ENTRIES SHOWN =
****************
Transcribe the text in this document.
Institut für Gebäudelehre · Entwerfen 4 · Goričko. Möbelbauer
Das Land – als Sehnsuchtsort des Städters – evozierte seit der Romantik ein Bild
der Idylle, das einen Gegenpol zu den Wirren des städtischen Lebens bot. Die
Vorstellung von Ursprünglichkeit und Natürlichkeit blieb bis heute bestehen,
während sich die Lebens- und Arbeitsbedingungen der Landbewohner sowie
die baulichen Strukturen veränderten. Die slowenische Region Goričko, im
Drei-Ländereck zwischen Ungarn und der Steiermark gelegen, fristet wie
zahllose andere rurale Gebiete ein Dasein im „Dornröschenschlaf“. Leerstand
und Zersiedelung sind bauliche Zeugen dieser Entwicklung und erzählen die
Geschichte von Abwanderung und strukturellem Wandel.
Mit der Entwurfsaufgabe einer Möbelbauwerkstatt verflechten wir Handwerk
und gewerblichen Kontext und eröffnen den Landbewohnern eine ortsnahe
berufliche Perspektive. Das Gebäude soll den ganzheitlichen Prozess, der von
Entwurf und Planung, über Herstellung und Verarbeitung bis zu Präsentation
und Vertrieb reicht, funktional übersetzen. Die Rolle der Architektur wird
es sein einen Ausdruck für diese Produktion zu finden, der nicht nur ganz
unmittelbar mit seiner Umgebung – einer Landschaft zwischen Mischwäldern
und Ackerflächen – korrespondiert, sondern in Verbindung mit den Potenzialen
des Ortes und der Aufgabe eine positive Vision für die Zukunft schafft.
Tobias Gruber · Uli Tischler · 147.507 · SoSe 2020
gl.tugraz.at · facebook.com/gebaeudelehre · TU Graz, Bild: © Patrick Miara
****************
AIM =
Extract the full listing above without altering anything.

ANSWER TO THIS PROBLEM =
Transcribe the text in this document.
Institut für Gebäudelehre · Entwerfen 4 · Goričko. Möbelbauer
Das Land – als Sehnsuchtsort des Städters – evozierte seit der Romantik ein Bild
der Idylle, das einen Gegenpol zu den Wirren des städtischen Lebens bot. Die
Vorstellung von Ursprünglichkeit und Natürlichkeit blieb bis heute bestehen,
während sich die Lebens- und Arbeitsbedingungen der Landbewohner sowie
die baulichen Strukturen veränderten. Die slowenische Region Goričko, im
Drei-Ländereck zwischen Ungarn und der Steiermark gelegen, fristet wie
zahllose andere rurale Gebiete ein Dasein im „Dornröschenschlaf“. Leerstand
und Zersiedelung sind bauliche Zeugen dieser Entwicklung und erzählen die
Geschichte von Abwanderung und strukturellem Wandel.
Mit der Entwurfsaufgabe einer Möbelbauwerkstatt verflechten wir Handwerk
und gewerblichen Kontext und eröffnen den Landbewohnern eine ortsnahe
berufliche Perspektive. Das Gebäude soll den ganzheitlichen Prozess, der von
Entwurf und Planung, über Herstellung und Verarbeitung bis zu Präsentation
und Vertrieb reicht, funktional übersetzen. Die Rolle der Architektur wird
es sein einen Ausdruck für diese Produktion zu finden, der nicht nur ganz
unmittelbar mit seiner Umgebung – einer Landschaft zwischen Mischwäldern
und Ackerflächen – korrespondiert, sondern in Verbindung mit den Potenzialen
des Ortes und der Aufgabe eine positive Vision für die Zukunft schafft.
Tobias Gruber · Uli Tischler · 147.507 · SoSe 2020
gl.tugraz.at · facebook.com/gebaeudelehre · TU Graz, Bild: © Patrick Miara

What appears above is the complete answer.